[Element position data]

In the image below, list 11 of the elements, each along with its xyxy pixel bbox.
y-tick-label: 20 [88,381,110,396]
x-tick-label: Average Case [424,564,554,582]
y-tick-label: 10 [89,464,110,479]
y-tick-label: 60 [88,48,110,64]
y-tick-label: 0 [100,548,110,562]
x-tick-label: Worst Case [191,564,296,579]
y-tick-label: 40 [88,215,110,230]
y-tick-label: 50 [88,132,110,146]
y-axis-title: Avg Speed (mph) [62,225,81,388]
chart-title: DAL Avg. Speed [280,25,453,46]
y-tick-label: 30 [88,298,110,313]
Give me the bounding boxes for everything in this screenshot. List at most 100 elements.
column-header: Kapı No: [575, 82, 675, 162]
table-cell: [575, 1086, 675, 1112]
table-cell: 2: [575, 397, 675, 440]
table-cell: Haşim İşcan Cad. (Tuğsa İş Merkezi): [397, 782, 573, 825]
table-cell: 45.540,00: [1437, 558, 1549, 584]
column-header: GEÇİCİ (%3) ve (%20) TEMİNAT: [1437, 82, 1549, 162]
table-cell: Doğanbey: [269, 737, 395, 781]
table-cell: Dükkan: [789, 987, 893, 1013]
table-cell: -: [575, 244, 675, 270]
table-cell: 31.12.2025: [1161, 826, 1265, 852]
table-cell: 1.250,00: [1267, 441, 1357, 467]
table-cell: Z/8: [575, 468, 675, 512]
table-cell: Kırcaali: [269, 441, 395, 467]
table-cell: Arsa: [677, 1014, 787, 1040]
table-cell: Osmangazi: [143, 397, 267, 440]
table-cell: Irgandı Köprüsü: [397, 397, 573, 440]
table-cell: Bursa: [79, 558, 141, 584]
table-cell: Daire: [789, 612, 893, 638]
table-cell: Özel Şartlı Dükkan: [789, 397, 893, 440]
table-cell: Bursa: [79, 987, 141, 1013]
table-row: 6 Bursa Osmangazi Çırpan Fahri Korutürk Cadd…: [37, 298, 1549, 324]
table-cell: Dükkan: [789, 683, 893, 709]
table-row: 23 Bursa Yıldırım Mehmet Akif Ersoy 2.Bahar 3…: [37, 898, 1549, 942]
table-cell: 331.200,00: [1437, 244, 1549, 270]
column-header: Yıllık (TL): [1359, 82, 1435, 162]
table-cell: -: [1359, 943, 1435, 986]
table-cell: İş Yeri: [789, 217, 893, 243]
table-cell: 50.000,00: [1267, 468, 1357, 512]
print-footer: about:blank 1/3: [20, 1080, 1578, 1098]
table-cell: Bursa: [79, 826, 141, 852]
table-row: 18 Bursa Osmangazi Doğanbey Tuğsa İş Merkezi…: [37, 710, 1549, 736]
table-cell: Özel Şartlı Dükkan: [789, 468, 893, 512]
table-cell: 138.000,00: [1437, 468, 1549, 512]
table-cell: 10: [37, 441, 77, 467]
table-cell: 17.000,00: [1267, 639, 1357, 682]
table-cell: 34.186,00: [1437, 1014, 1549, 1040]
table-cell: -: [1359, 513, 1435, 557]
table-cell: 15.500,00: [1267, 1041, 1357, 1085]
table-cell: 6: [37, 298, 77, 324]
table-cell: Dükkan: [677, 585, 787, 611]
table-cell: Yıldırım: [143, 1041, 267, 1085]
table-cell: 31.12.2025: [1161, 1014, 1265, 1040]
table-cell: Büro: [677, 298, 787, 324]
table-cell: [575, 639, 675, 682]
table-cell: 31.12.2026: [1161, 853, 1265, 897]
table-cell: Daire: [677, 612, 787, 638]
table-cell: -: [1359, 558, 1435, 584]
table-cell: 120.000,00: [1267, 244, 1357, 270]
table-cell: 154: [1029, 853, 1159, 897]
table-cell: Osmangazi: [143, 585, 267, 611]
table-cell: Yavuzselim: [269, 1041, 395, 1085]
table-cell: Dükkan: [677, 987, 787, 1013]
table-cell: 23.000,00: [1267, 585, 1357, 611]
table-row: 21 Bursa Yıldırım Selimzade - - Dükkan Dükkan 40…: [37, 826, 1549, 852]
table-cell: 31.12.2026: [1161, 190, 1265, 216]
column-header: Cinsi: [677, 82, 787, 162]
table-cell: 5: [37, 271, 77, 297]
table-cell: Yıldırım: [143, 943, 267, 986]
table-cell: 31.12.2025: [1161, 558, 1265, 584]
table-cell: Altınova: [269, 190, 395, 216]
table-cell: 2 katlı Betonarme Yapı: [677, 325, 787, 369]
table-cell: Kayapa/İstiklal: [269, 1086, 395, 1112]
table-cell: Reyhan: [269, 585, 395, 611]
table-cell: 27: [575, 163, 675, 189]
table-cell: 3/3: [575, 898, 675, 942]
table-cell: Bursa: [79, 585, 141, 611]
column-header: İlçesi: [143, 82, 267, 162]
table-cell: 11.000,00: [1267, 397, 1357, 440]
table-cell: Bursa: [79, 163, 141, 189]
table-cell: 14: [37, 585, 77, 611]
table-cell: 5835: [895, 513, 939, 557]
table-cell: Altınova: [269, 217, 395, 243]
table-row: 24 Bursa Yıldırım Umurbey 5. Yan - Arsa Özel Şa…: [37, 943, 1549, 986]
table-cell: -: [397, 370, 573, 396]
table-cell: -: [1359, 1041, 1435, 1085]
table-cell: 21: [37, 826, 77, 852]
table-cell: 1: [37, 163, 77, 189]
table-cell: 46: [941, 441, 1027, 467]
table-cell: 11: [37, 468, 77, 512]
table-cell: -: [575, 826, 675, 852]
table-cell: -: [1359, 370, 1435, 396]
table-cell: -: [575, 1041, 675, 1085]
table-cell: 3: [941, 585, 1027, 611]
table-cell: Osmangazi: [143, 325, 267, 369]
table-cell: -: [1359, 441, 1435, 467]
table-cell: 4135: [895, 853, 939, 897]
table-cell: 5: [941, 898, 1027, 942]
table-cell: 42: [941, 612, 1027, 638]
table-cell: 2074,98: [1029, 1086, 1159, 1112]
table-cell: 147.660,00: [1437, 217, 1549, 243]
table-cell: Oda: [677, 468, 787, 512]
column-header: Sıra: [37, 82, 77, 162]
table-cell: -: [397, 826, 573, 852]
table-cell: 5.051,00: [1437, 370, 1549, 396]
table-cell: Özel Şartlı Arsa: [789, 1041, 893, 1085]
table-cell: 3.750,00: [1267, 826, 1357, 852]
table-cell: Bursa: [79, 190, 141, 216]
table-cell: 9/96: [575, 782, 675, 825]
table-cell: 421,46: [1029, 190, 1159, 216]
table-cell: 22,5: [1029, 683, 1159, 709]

What you need to do: Convert every line of the listing, from its first line through the line holding "table-cell: Doğanbey: [269, 737, 395, 781]", both included, into a Markdown table with the columns Row and Line. Skip any blank lines.

Exercise answer:
| Row | Line |
|---|---|
| 1 | In the image below, list 11 of the elements, each along with its xyxy pixel bbox. |
| 2 | y-tick-label: 20 [88,381,110,396] |
| 3 | x-tick-label: Average Case [424,564,554,582] |
| 4 | y-tick-label: 10 [89,464,110,479] |
| 5 | y-tick-label: 60 [88,48,110,64] |
| 6 | y-tick-label: 0 [100,548,110,562] |
| 7 | x-tick-label: Worst Case [191,564,296,579] |
| 8 | y-tick-label: 40 [88,215,110,230] |
| 9 | y-tick-label: 50 [88,132,110,146] |
| 10 | y-axis-title: Avg Speed (mph) [62,225,81,388] |
| 11 | chart-title: DAL Avg. Speed [280,25,453,46] |
| 12 | y-tick-label: 30 [88,298,110,313] |
| 13 | Give me the bounding boxes for everything in this screenshot. List at most 100 elements. |
| 14 | column-header: Kapı No: [575, 82, 675, 162] |
| 15 | table-cell: [575, 1086, 675, 1112] |
| 16 | table-cell: 2: [575, 397, 675, 440] |
| 17 | table-cell: Haşim İşcan Cad. (Tuğsa İş Merkezi): [397, 782, 573, 825] |
| 18 | table-cell: 45.540,00: [1437, 558, 1549, 584] |
| 19 | column-header: GEÇİCİ (%3) ve (%20) TEMİNAT: [1437, 82, 1549, 162] |
| 20 | table-cell: Doğanbey: [269, 737, 395, 781] |